How many lines in the records below contain the word "Floresta"? Answer with the number alone.

* Begin *

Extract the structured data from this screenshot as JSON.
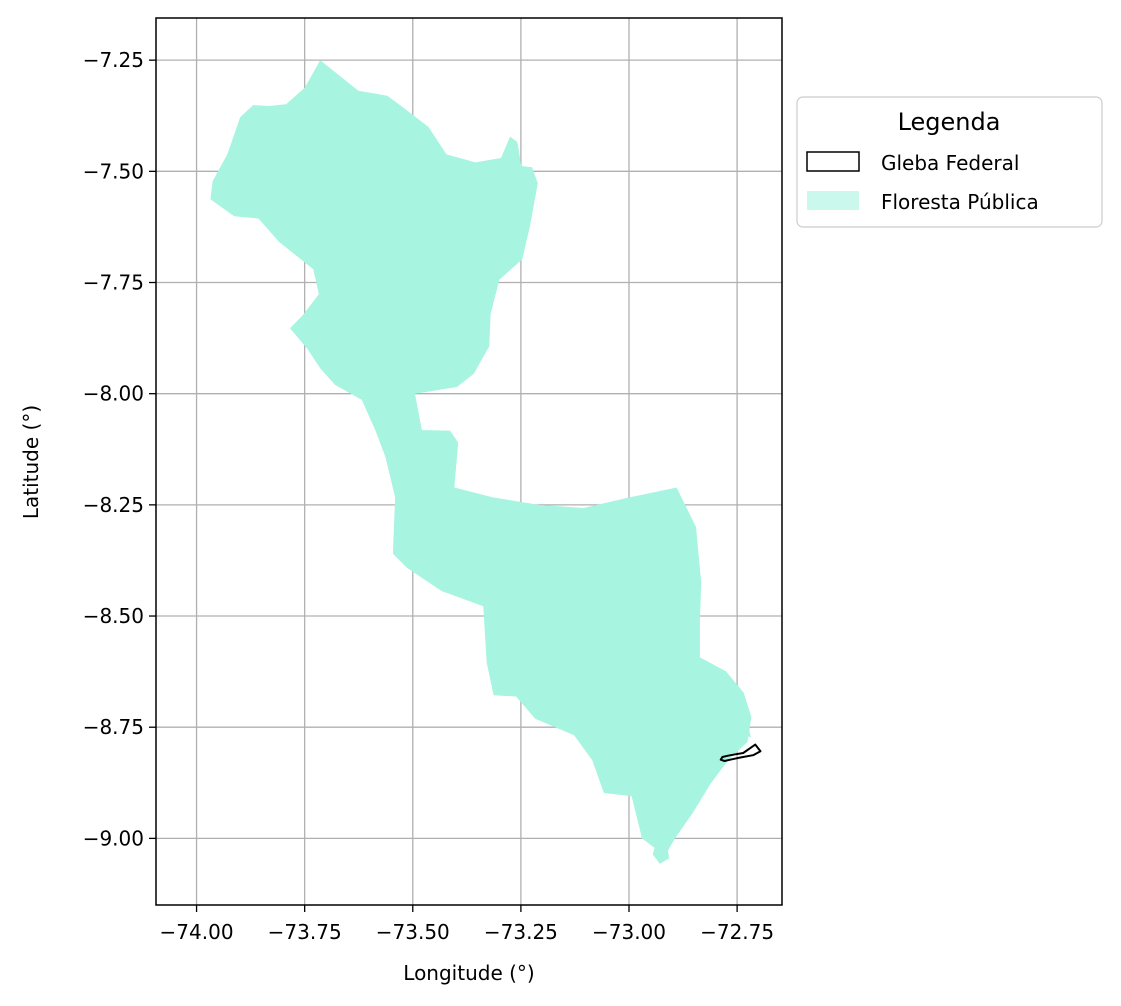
{
  "chart_data": {
    "type": "map",
    "xlabel": "Longitude (°)",
    "ylabel": "Latitude (°)",
    "xlim": [
      -74.0938,
      -72.6462
    ],
    "ylim": [
      -9.1498,
      -7.1552
    ],
    "grid": true,
    "xticks": [
      -74.0,
      -73.75,
      -73.5,
      -73.25,
      -73.0,
      -72.75
    ],
    "xtick_labels": [
      "−74.00",
      "−73.75",
      "−73.50",
      "−73.25",
      "−73.00",
      "−72.75"
    ],
    "yticks": [
      -7.25,
      -7.5,
      -7.75,
      -8.0,
      -8.25,
      -8.5,
      -8.75,
      -9.0
    ],
    "ytick_labels": [
      "−7.25",
      "−7.50",
      "−7.75",
      "−8.00",
      "−8.25",
      "−8.50",
      "−8.75",
      "−9.00"
    ],
    "legend": {
      "title": "Legenda",
      "placement": "outside upper right",
      "entries": [
        {
          "label": "Gleba Federal",
          "style": "outline",
          "color": "#000000"
        },
        {
          "label": "Floresta Pública",
          "style": "fill",
          "color": "#a7f4e0"
        }
      ]
    },
    "layers": [
      {
        "name": "Floresta Pública",
        "color": "#a7f4e0",
        "coords": [
          [
            -73.714,
            -7.25
          ],
          [
            -73.672,
            -7.283
          ],
          [
            -73.626,
            -7.319
          ],
          [
            -73.559,
            -7.33
          ],
          [
            -73.524,
            -7.355
          ],
          [
            -73.464,
            -7.4
          ],
          [
            -73.422,
            -7.462
          ],
          [
            -73.355,
            -7.48
          ],
          [
            -73.296,
            -7.47
          ],
          [
            -73.275,
            -7.422
          ],
          [
            -73.258,
            -7.434
          ],
          [
            -73.249,
            -7.488
          ],
          [
            -73.224,
            -7.491
          ],
          [
            -73.211,
            -7.527
          ],
          [
            -73.229,
            -7.623
          ],
          [
            -73.247,
            -7.698
          ],
          [
            -73.3,
            -7.744
          ],
          [
            -73.32,
            -7.821
          ],
          [
            -73.323,
            -7.893
          ],
          [
            -73.359,
            -7.955
          ],
          [
            -73.398,
            -7.985
          ],
          [
            -73.495,
            -8.0
          ],
          [
            -73.479,
            -8.082
          ],
          [
            -73.414,
            -8.083
          ],
          [
            -73.395,
            -8.11
          ],
          [
            -73.404,
            -8.211
          ],
          [
            -73.316,
            -8.233
          ],
          [
            -73.208,
            -8.25
          ],
          [
            -73.105,
            -8.257
          ],
          [
            -73.008,
            -8.235
          ],
          [
            -72.89,
            -8.211
          ],
          [
            -72.845,
            -8.3
          ],
          [
            -72.833,
            -8.424
          ],
          [
            -72.836,
            -8.515
          ],
          [
            -72.836,
            -8.593
          ],
          [
            -72.776,
            -8.624
          ],
          [
            -72.735,
            -8.672
          ],
          [
            -72.717,
            -8.727
          ],
          [
            -72.726,
            -8.783
          ],
          [
            -72.77,
            -8.823
          ],
          [
            -72.812,
            -8.878
          ],
          [
            -72.852,
            -8.942
          ],
          [
            -72.893,
            -8.999
          ],
          [
            -72.917,
            -9.039
          ],
          [
            -72.97,
            -9.0
          ],
          [
            -72.994,
            -8.905
          ],
          [
            -73.058,
            -8.898
          ],
          [
            -73.085,
            -8.824
          ],
          [
            -73.127,
            -8.768
          ],
          [
            -73.217,
            -8.731
          ],
          [
            -73.261,
            -8.681
          ],
          [
            -73.313,
            -8.678
          ],
          [
            -73.329,
            -8.605
          ],
          [
            -73.337,
            -8.478
          ],
          [
            -73.433,
            -8.444
          ],
          [
            -73.513,
            -8.392
          ],
          [
            -73.546,
            -8.36
          ],
          [
            -73.541,
            -8.233
          ],
          [
            -73.563,
            -8.143
          ],
          [
            -73.585,
            -8.086
          ],
          [
            -73.618,
            -8.014
          ],
          [
            -73.68,
            -7.98
          ],
          [
            -73.714,
            -7.943
          ],
          [
            -73.744,
            -7.899
          ],
          [
            -73.784,
            -7.853
          ],
          [
            -73.754,
            -7.823
          ],
          [
            -73.717,
            -7.776
          ],
          [
            -73.73,
            -7.72
          ],
          [
            -73.809,
            -7.659
          ],
          [
            -73.857,
            -7.606
          ],
          [
            -73.913,
            -7.601
          ],
          [
            -73.968,
            -7.563
          ],
          [
            -73.963,
            -7.522
          ],
          [
            -73.929,
            -7.462
          ],
          [
            -73.899,
            -7.378
          ],
          [
            -73.869,
            -7.351
          ],
          [
            -73.833,
            -7.353
          ],
          [
            -73.793,
            -7.349
          ],
          [
            -73.75,
            -7.312
          ]
        ]
      },
      {
        "name": "Floresta Pública (south lobe)",
        "color": "#a7f4e0",
        "coords": [
          [
            -72.871,
            -8.611
          ],
          [
            -72.846,
            -8.608
          ],
          [
            -72.818,
            -8.632
          ],
          [
            -72.793,
            -8.665
          ],
          [
            -72.774,
            -8.706
          ],
          [
            -72.755,
            -8.744
          ],
          [
            -72.737,
            -8.766
          ],
          [
            -72.718,
            -8.773
          ],
          [
            -72.726,
            -8.742
          ],
          [
            -72.748,
            -8.707
          ],
          [
            -72.771,
            -8.664
          ],
          [
            -72.807,
            -8.629
          ]
        ]
      },
      {
        "name": "Floresta Pública (islet)",
        "color": "#a7f4e0",
        "coords": [
          [
            -72.937,
            -9.008
          ],
          [
            -72.913,
            -9.012
          ],
          [
            -72.907,
            -9.045
          ],
          [
            -72.929,
            -9.057
          ],
          [
            -72.945,
            -9.036
          ]
        ]
      },
      {
        "name": "Gleba Federal",
        "outline": "#000000",
        "coords": [
          [
            -72.788,
            -8.823
          ],
          [
            -72.784,
            -8.817
          ],
          [
            -72.771,
            -8.814
          ],
          [
            -72.754,
            -8.811
          ],
          [
            -72.736,
            -8.808
          ],
          [
            -72.708,
            -8.789
          ],
          [
            -72.696,
            -8.804
          ],
          [
            -72.713,
            -8.813
          ],
          [
            -72.741,
            -8.818
          ],
          [
            -72.761,
            -8.822
          ],
          [
            -72.779,
            -8.826
          ]
        ]
      }
    ]
  }
}
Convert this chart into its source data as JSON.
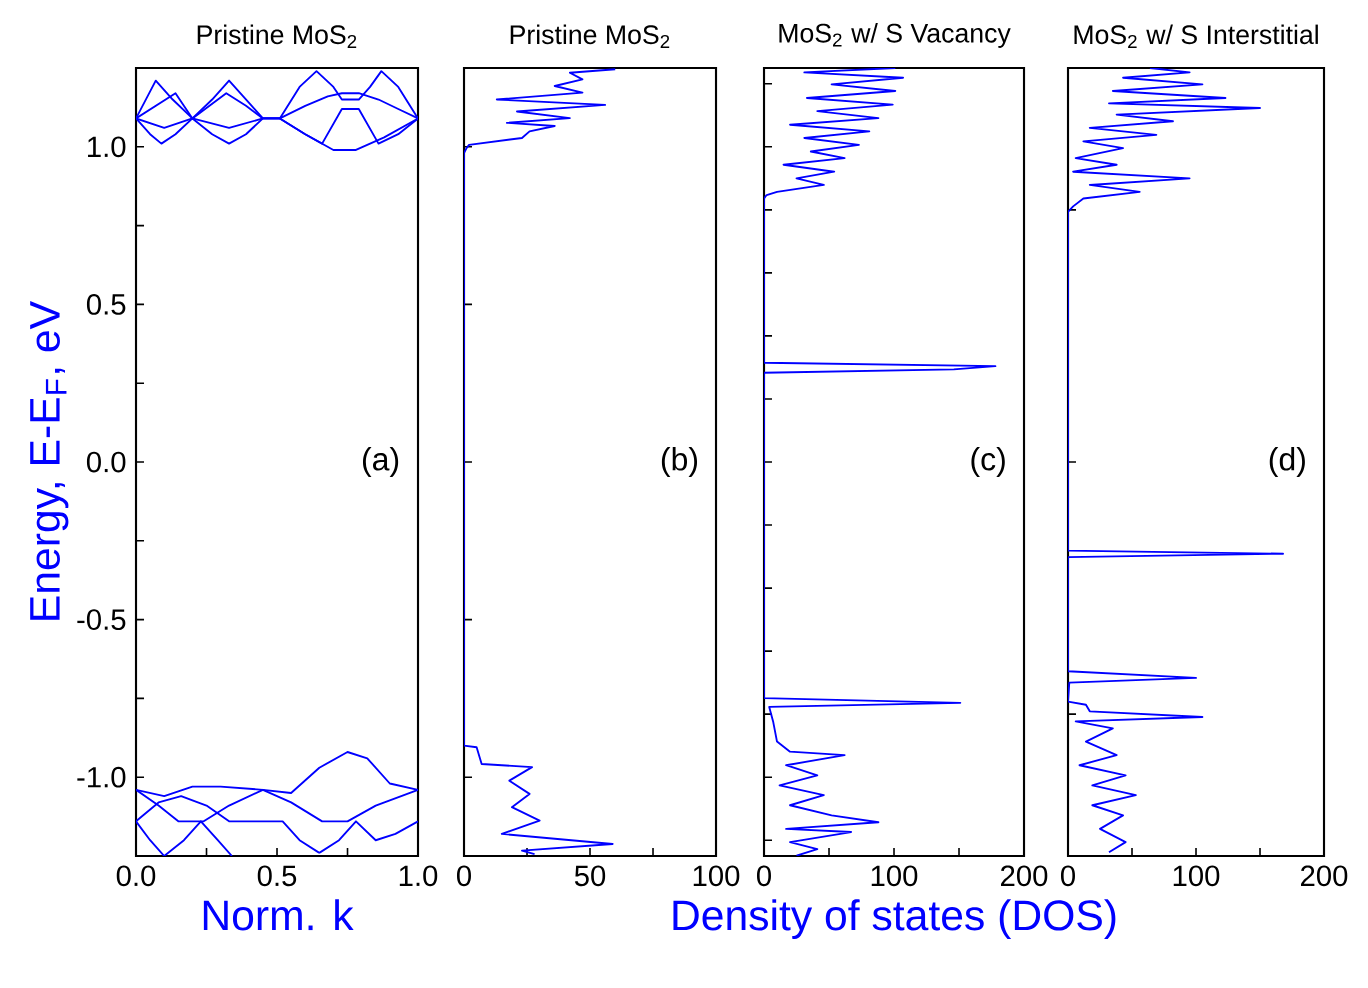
{
  "chart_data": [
    {
      "type": "line",
      "title": "Pristine MoS$_{2}$",
      "xlabel": "Norm. k",
      "ylabel": "Energy, E-E$_{F}$, eV",
      "annotations": [
        "(a)"
      ],
      "xlim": [
        0,
        1
      ],
      "ylim": [
        -1.25,
        1.25
      ],
      "xticks": [
        {
          "value": 0,
          "label": "0.0"
        },
        {
          "value": 0.25,
          "label": null
        },
        {
          "value": 0.5,
          "label": "0.5"
        },
        {
          "value": 0.75,
          "label": null
        },
        {
          "value": 1,
          "label": "1.0"
        }
      ],
      "yticks": [
        {
          "value": -1.25,
          "label": null
        },
        {
          "value": -1,
          "label": "-1.0"
        },
        {
          "value": -0.75,
          "label": null
        },
        {
          "value": -0.5,
          "label": "-0.5"
        },
        {
          "value": -0.25,
          "label": null
        },
        {
          "value": 0,
          "label": "0.0"
        },
        {
          "value": 0.25,
          "label": null
        },
        {
          "value": 0.5,
          "label": "0.5"
        },
        {
          "value": 0.75,
          "label": null
        },
        {
          "value": 1,
          "label": "1.0"
        }
      ],
      "series": [
        {
          "color": "#0000ff",
          "x": [
            0,
            0.05,
            0.09,
            0.14,
            0.2,
            0.27,
            0.33,
            0.39,
            0.45,
            0.51,
            0.6,
            0.7,
            0.78,
            0.88,
            1.0
          ],
          "values": [
            1.09,
            1.04,
            1.01,
            1.04,
            1.09,
            1.04,
            1.01,
            1.04,
            1.09,
            1.09,
            1.04,
            0.99,
            0.99,
            1.03,
            1.09
          ]
        },
        {
          "color": "#0000ff",
          "x": [
            0,
            0.07,
            0.13,
            0.2,
            0.27,
            0.33,
            0.39,
            0.45,
            0.51,
            0.58,
            0.64,
            0.7,
            0.73,
            0.79,
            0.83,
            0.87,
            0.93,
            1.0
          ],
          "values": [
            1.09,
            1.21,
            1.15,
            1.09,
            1.15,
            1.21,
            1.15,
            1.09,
            1.09,
            1.19,
            1.24,
            1.19,
            1.15,
            1.15,
            1.19,
            1.24,
            1.19,
            1.09
          ]
        },
        {
          "color": "#0000ff",
          "x": [
            0,
            0.07,
            0.14,
            0.2,
            0.26,
            0.32,
            0.39,
            0.45,
            0.51,
            0.6,
            0.66,
            0.73,
            0.79,
            0.86,
            0.93,
            1.0
          ],
          "values": [
            1.09,
            1.13,
            1.17,
            1.09,
            1.13,
            1.17,
            1.13,
            1.09,
            1.09,
            1.04,
            1.01,
            1.12,
            1.12,
            1.01,
            1.04,
            1.09
          ]
        },
        {
          "color": "#0000ff",
          "x": [
            0,
            0.1,
            0.2,
            0.33,
            0.45,
            0.51,
            0.6,
            0.68,
            0.73,
            0.79,
            0.86,
            0.93,
            1.0
          ],
          "values": [
            1.09,
            1.06,
            1.09,
            1.06,
            1.09,
            1.09,
            1.13,
            1.16,
            1.17,
            1.17,
            1.15,
            1.12,
            1.09
          ]
        },
        {
          "color": "#0000ff",
          "x": [
            0,
            0.1,
            0.2,
            0.3,
            0.45,
            0.55,
            0.65,
            0.75,
            0.82,
            0.9,
            1.0
          ],
          "values": [
            -1.04,
            -1.06,
            -1.03,
            -1.03,
            -1.04,
            -1.05,
            -0.97,
            -0.92,
            -0.94,
            -1.02,
            -1.04
          ]
        },
        {
          "color": "#0000ff",
          "x": [
            0,
            0.08,
            0.16,
            0.25,
            0.33,
            0.45,
            0.52,
            0.58,
            0.65,
            0.72,
            0.78,
            0.85,
            0.92,
            1.0
          ],
          "values": [
            -1.14,
            -1.08,
            -1.06,
            -1.09,
            -1.14,
            -1.14,
            -1.14,
            -1.2,
            -1.24,
            -1.2,
            -1.14,
            -1.2,
            -1.18,
            -1.14
          ]
        },
        {
          "color": "#0000ff",
          "x": [
            0,
            0.05,
            0.1,
            0.17,
            0.23,
            0.29,
            0.34
          ],
          "values": [
            -1.14,
            -1.2,
            -1.25,
            -1.2,
            -1.14,
            -1.2,
            -1.25
          ]
        },
        {
          "color": "#0000ff",
          "x": [
            0,
            0.08,
            0.15,
            0.24,
            0.33,
            0.45,
            0.55,
            0.66,
            0.75,
            0.85,
            1.0
          ],
          "values": [
            -1.04,
            -1.09,
            -1.14,
            -1.14,
            -1.09,
            -1.04,
            -1.08,
            -1.14,
            -1.14,
            -1.09,
            -1.04
          ]
        }
      ]
    },
    {
      "type": "line",
      "title": "Pristine MoS$_{2}$",
      "annotations": [
        "(b)"
      ],
      "tick_labels": "x",
      "xlim": [
        0,
        100
      ],
      "ylim": [
        -1.25,
        1.25
      ],
      "xticks": [
        0,
        {
          "value": 25,
          "label": null
        },
        50,
        {
          "value": 75,
          "label": null
        },
        100
      ],
      "yticks": [
        {
          "value": -1,
          "label": null
        },
        {
          "value": -0.5,
          "label": null
        },
        {
          "value": 0,
          "label": null
        },
        {
          "value": 0.5,
          "label": null
        },
        {
          "value": 1,
          "label": null
        }
      ],
      "series": [
        {
          "color": "#0000ff",
          "x": [
            60,
            42,
            47,
            36,
            47,
            13,
            56,
            21,
            42,
            17,
            36,
            26,
            23,
            2,
            1,
            0,
            0,
            5,
            7,
            27,
            18,
            26,
            19,
            30,
            15,
            59,
            23,
            28
          ],
          "values": [
            1.246,
            1.235,
            1.214,
            1.193,
            1.172,
            1.15,
            1.133,
            1.112,
            1.091,
            1.076,
            1.066,
            1.049,
            1.028,
            1.006,
            0.996,
            0.98,
            -0.9,
            -0.905,
            -0.958,
            -0.968,
            -1.011,
            -1.053,
            -1.095,
            -1.138,
            -1.18,
            -1.212,
            -1.233,
            -1.244
          ]
        }
      ]
    },
    {
      "type": "line",
      "title": "MoS$_{2}$ w/ S Vacancy",
      "xlabel": "Density of states (DOS)",
      "annotations": [
        "(c)"
      ],
      "tick_labels": "x",
      "xlim": [
        0,
        200
      ],
      "ylim": [
        -1.25,
        1.25
      ],
      "xticks": [
        0,
        {
          "value": 50,
          "label": null
        },
        100,
        {
          "value": 150,
          "label": null
        },
        200
      ],
      "yticks": [
        {
          "value": -1.2,
          "label": null
        },
        {
          "value": -1.0,
          "label": null
        },
        {
          "value": -0.8,
          "label": null
        },
        {
          "value": -0.6,
          "label": null
        },
        {
          "value": -0.4,
          "label": null
        },
        {
          "value": -0.2,
          "label": null
        },
        {
          "value": 0,
          "label": null
        },
        {
          "value": 0.2,
          "label": null
        },
        {
          "value": 0.4,
          "label": null
        },
        {
          "value": 0.6,
          "label": null
        },
        {
          "value": 0.8,
          "label": null
        },
        {
          "value": 1.0,
          "label": null
        },
        {
          "value": 1.2,
          "label": null
        }
      ],
      "series": [
        {
          "color": "#0000ff",
          "x": [
            101,
            31,
            107,
            52,
            101,
            33,
            99,
            41,
            88,
            20,
            81,
            31,
            73,
            36,
            62,
            15,
            54,
            25,
            46,
            10,
            2,
            0,
            0,
            178,
            146,
            0,
            0,
            151,
            4,
            7,
            10,
            20,
            62,
            17,
            41,
            12,
            46,
            20,
            52,
            88,
            17,
            67,
            20,
            41,
            25
          ],
          "values": [
            1.25,
            1.236,
            1.219,
            1.198,
            1.177,
            1.155,
            1.134,
            1.113,
            1.091,
            1.07,
            1.049,
            1.028,
            1.006,
            0.985,
            0.964,
            0.943,
            0.921,
            0.9,
            0.879,
            0.857,
            0.847,
            0.836,
            0.315,
            0.304,
            0.294,
            0.283,
            -0.749,
            -0.764,
            -0.777,
            -0.823,
            -0.887,
            -0.919,
            -0.93,
            -0.962,
            -0.994,
            -1.026,
            -1.057,
            -1.089,
            -1.121,
            -1.143,
            -1.164,
            -1.174,
            -1.206,
            -1.228,
            -1.249
          ]
        }
      ]
    },
    {
      "type": "line",
      "title": "MoS$_{2}$ w/ S Interstitial",
      "annotations": [
        "(d)"
      ],
      "tick_labels": "x",
      "xlim": [
        0,
        200
      ],
      "ylim": [
        -1.25,
        1.25
      ],
      "xticks": [
        0,
        {
          "value": 50,
          "label": null
        },
        100,
        {
          "value": 150,
          "label": null
        },
        200
      ],
      "yticks": [
        {
          "value": -0.8,
          "label": null
        },
        {
          "value": 0,
          "label": null
        },
        {
          "value": 0.8,
          "label": null
        }
      ],
      "series": [
        {
          "color": "#0000ff",
          "x": [
            64,
            95,
            43,
            105,
            35,
            123,
            32,
            150,
            38,
            82,
            17,
            69,
            12,
            43,
            6,
            38,
            4,
            95,
            17,
            56,
            12,
            4,
            0,
            0,
            168,
            0,
            0,
            100,
            1,
            0,
            14,
            17,
            105,
            6,
            35,
            14,
            38,
            9,
            45,
            19,
            53,
            19,
            43,
            25,
            45,
            32
          ],
          "values": [
            1.25,
            1.236,
            1.219,
            1.198,
            1.177,
            1.155,
            1.138,
            1.123,
            1.102,
            1.081,
            1.06,
            1.038,
            1.017,
            0.996,
            0.964,
            0.943,
            0.921,
            0.9,
            0.879,
            0.857,
            0.836,
            0.811,
            0.794,
            -0.281,
            -0.291,
            -0.302,
            -0.664,
            -0.685,
            -0.7,
            -0.76,
            -0.77,
            -0.791,
            -0.809,
            -0.823,
            -0.845,
            -0.887,
            -0.93,
            -0.962,
            -0.994,
            -1.026,
            -1.057,
            -1.089,
            -1.121,
            -1.164,
            -1.206,
            -1.238
          ]
        }
      ]
    }
  ]
}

* End *

Task answer:
4